## INSTRUCTIONS FOR THE TASK:
Drop every picture, then transcribe the remaining data exactly.

## DATA SHOWN:
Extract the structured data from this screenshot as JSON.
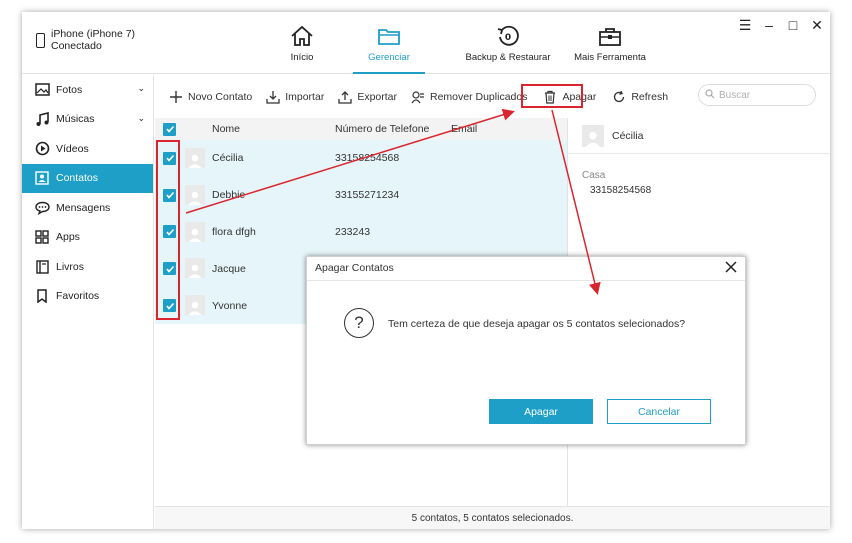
{
  "device": {
    "name": "iPhone (iPhone 7)",
    "status": "Conectado"
  },
  "nav": [
    {
      "label": "Início",
      "icon": "home-icon"
    },
    {
      "label": "Gerenciar",
      "icon": "folder-icon",
      "active": true
    },
    {
      "label": "Backup & Restaurar",
      "icon": "backup-restore-icon"
    },
    {
      "label": "Mais Ferramenta",
      "icon": "toolbox-icon"
    }
  ],
  "window_controls": {
    "menu": "☰",
    "minimize": "–",
    "maximize": "□",
    "close": "✕"
  },
  "sidebar": {
    "items": [
      {
        "label": "Fotos",
        "icon": "photo-icon",
        "chevron": "⌄"
      },
      {
        "label": "Músicas",
        "icon": "music-icon",
        "chevron": "⌄"
      },
      {
        "label": "Vídeos",
        "icon": "video-icon"
      },
      {
        "label": "Contatos",
        "icon": "contacts-icon",
        "active": true
      },
      {
        "label": "Mensagens",
        "icon": "messages-icon"
      },
      {
        "label": "Apps",
        "icon": "apps-icon"
      },
      {
        "label": "Livros",
        "icon": "books-icon"
      },
      {
        "label": "Favoritos",
        "icon": "bookmark-icon"
      }
    ]
  },
  "toolbar": {
    "new_contact": "Novo Contato",
    "import": "Importar",
    "export": "Exportar",
    "remove_duplicates": "Remover Duplicados",
    "delete": "Apagar",
    "refresh": "Refresh",
    "search_placeholder": "Buscar"
  },
  "table": {
    "headers": {
      "name": "Nome",
      "phone": "Número de Telefone",
      "email": "Email"
    },
    "rows": [
      {
        "name": "Cécilia",
        "phone": "33158254568"
      },
      {
        "name": "Debbie",
        "phone": "33155271234"
      },
      {
        "name": "flora dfgh",
        "phone": "233243"
      },
      {
        "name": "Jacque",
        "phone": ""
      },
      {
        "name": "Yvonne",
        "phone": ""
      }
    ]
  },
  "detail": {
    "name": "Cécilia",
    "label": "Casa",
    "value": "33158254568"
  },
  "status": "5 contatos, 5 contatos selecionados.",
  "dialog": {
    "title": "Apagar Contatos",
    "message": "Tem certeza de que deseja apagar os 5 contatos selecionados?",
    "confirm": "Apagar",
    "cancel": "Cancelar",
    "question_glyph": "?"
  },
  "colors": {
    "accent": "#1e9fc7",
    "annotation": "#d9262e",
    "row_selected": "#e6f5f9"
  }
}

## RIGHT ANSWER:
Extract the structured data from this screenshot as JSON.
{
  "device": {
    "name": "iPhone (iPhone 7)",
    "status": "Conectado"
  },
  "nav": [
    {
      "label": "Início",
      "icon": "home-icon"
    },
    {
      "label": "Gerenciar",
      "icon": "folder-icon",
      "active": true
    },
    {
      "label": "Backup & Restaurar",
      "icon": "backup-restore-icon"
    },
    {
      "label": "Mais Ferramenta",
      "icon": "toolbox-icon"
    }
  ],
  "window_controls": {
    "menu": "☰",
    "minimize": "–",
    "maximize": "□",
    "close": "✕"
  },
  "sidebar": {
    "items": [
      {
        "label": "Fotos",
        "icon": "photo-icon",
        "chevron": "⌄"
      },
      {
        "label": "Músicas",
        "icon": "music-icon",
        "chevron": "⌄"
      },
      {
        "label": "Vídeos",
        "icon": "video-icon"
      },
      {
        "label": "Contatos",
        "icon": "contacts-icon",
        "active": true
      },
      {
        "label": "Mensagens",
        "icon": "messages-icon"
      },
      {
        "label": "Apps",
        "icon": "apps-icon"
      },
      {
        "label": "Livros",
        "icon": "books-icon"
      },
      {
        "label": "Favoritos",
        "icon": "bookmark-icon"
      }
    ]
  },
  "toolbar": {
    "new_contact": "Novo Contato",
    "import": "Importar",
    "export": "Exportar",
    "remove_duplicates": "Remover Duplicados",
    "delete": "Apagar",
    "refresh": "Refresh",
    "search_placeholder": "Buscar"
  },
  "table": {
    "headers": {
      "name": "Nome",
      "phone": "Número de Telefone",
      "email": "Email"
    },
    "rows": [
      {
        "name": "Cécilia",
        "phone": "33158254568"
      },
      {
        "name": "Debbie",
        "phone": "33155271234"
      },
      {
        "name": "flora dfgh",
        "phone": "233243"
      },
      {
        "name": "Jacque",
        "phone": ""
      },
      {
        "name": "Yvonne",
        "phone": ""
      }
    ]
  },
  "detail": {
    "name": "Cécilia",
    "label": "Casa",
    "value": "33158254568"
  },
  "status": "5 contatos, 5 contatos selecionados.",
  "dialog": {
    "title": "Apagar Contatos",
    "message": "Tem certeza de que deseja apagar os 5 contatos selecionados?",
    "confirm": "Apagar",
    "cancel": "Cancelar",
    "question_glyph": "?"
  },
  "colors": {
    "accent": "#1e9fc7",
    "annotation": "#d9262e",
    "row_selected": "#e6f5f9"
  }
}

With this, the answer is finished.